**Work to be completed**
Exactly repeat the material, dropping only the pictures.

**Records supplied**
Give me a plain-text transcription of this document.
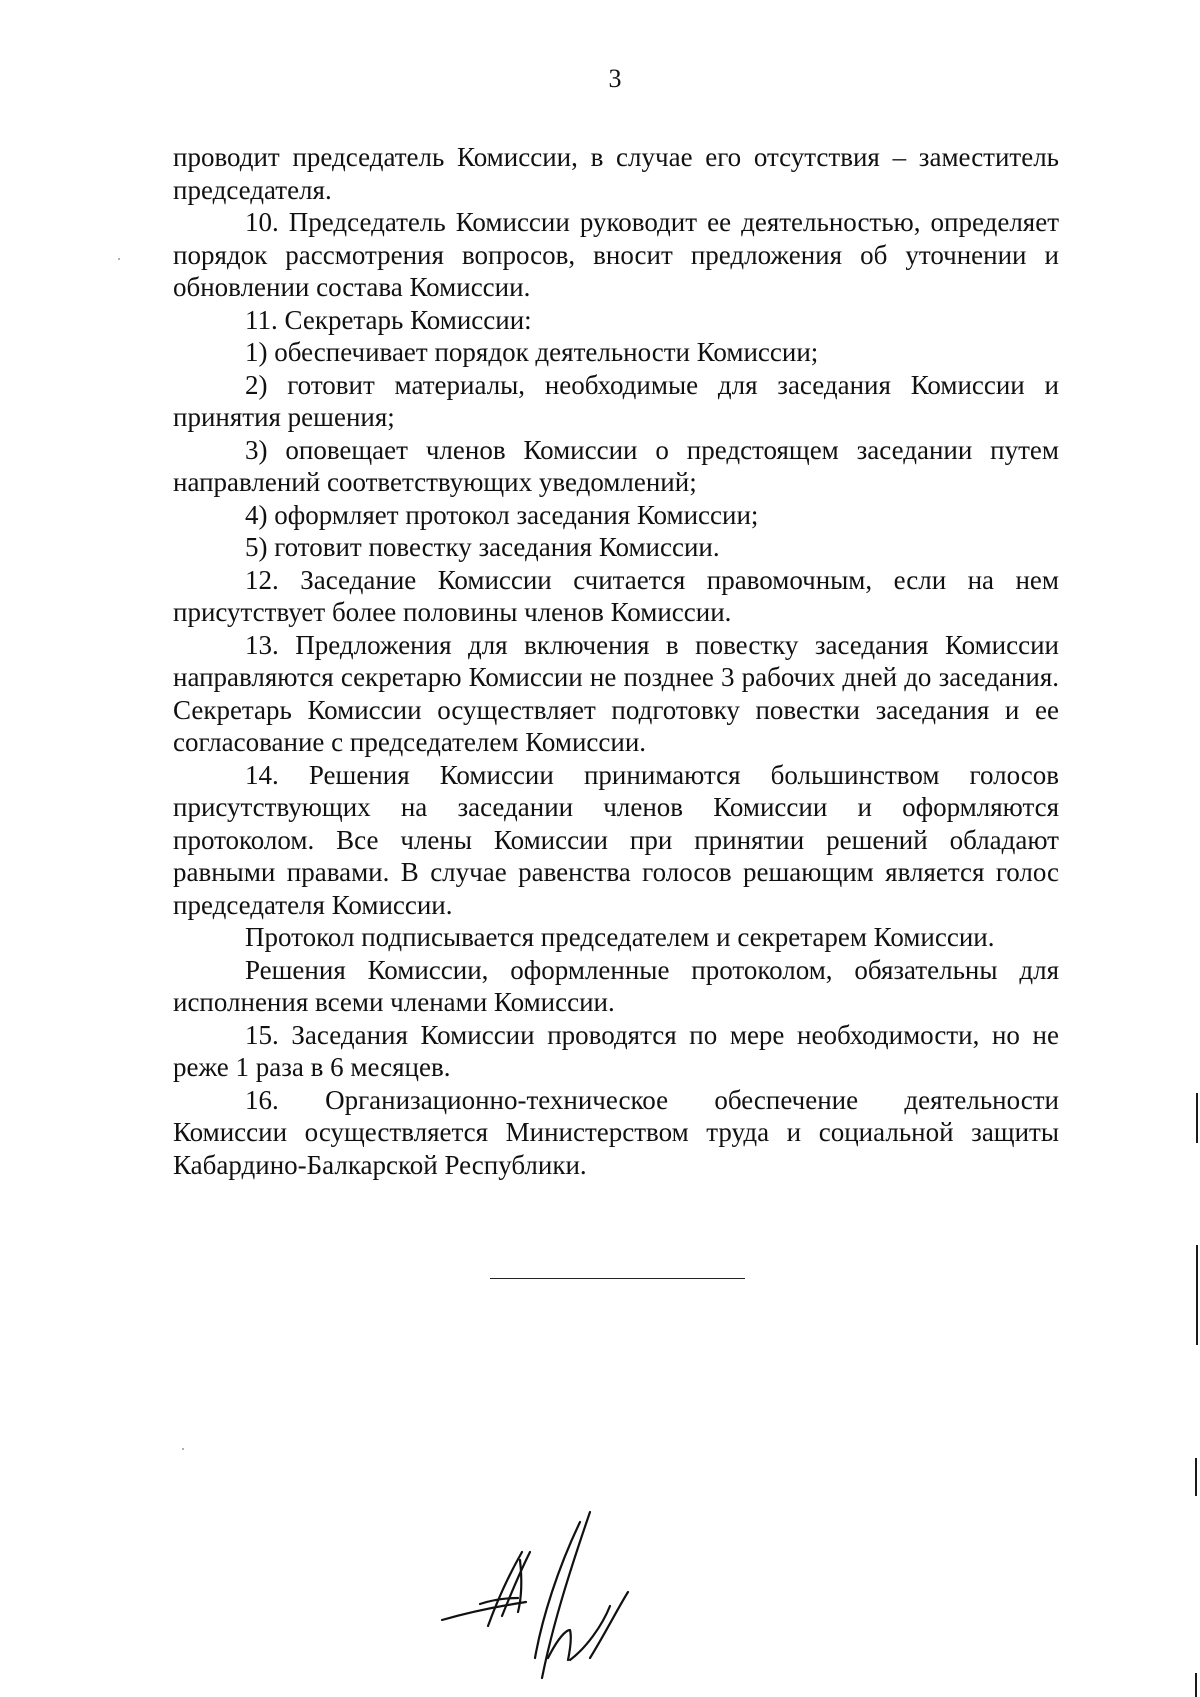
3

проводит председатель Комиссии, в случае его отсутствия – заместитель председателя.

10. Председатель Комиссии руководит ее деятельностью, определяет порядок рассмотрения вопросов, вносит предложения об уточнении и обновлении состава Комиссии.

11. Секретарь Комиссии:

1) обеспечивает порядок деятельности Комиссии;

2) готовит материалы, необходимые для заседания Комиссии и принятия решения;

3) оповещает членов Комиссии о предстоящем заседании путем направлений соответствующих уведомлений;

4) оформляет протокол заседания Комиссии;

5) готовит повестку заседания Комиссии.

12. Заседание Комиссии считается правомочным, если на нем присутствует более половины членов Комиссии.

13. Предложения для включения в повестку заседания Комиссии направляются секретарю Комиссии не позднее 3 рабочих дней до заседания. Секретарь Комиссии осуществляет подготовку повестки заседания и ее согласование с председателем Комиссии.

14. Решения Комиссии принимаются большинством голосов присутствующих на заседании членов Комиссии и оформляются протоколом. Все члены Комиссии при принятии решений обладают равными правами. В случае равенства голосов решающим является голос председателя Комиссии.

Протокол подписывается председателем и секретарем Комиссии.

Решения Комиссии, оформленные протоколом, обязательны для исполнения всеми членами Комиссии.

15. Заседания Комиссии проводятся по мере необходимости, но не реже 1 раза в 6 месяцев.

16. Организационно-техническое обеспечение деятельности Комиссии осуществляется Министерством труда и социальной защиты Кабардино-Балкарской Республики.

**Answer for the task**
Give me a plain-text transcription of this document.
3

проводит председатель Комиссии, в случае его отсутствия – заместитель председателя.

10. Председатель Комиссии руководит ее деятельностью, определяет порядок рассмотрения вопросов, вносит предложения об уточнении и обновлении состава Комиссии.

11. Секретарь Комиссии:

1) обеспечивает порядок деятельности Комиссии;

2) готовит материалы, необходимые для заседания Комиссии и принятия решения;

3) оповещает членов Комиссии о предстоящем заседании путем направлений соответствующих уведомлений;

4) оформляет протокол заседания Комиссии;

5) готовит повестку заседания Комиссии.

12. Заседание Комиссии считается правомочным, если на нем присутствует более половины членов Комиссии.

13. Предложения для включения в повестку заседания Комиссии направляются секретарю Комиссии не позднее 3 рабочих дней до заседания. Секретарь Комиссии осуществляет подготовку повестки заседания и ее согласование с председателем Комиссии.

14. Решения Комиссии принимаются большинством голосов присутствующих на заседании членов Комиссии и оформляются протоколом. Все члены Комиссии при принятии решений обладают равными правами. В случае равенства голосов решающим является голос председателя Комиссии.

Протокол подписывается председателем и секретарем Комиссии.

Решения Комиссии, оформленные протоколом, обязательны для исполнения всеми членами Комиссии.

15. Заседания Комиссии проводятся по мере необходимости, но не реже 1 раза в 6 месяцев.

16. Организационно-техническое обеспечение деятельности Комиссии осуществляется Министерством труда и социальной защиты Кабардино-Балкарской Республики.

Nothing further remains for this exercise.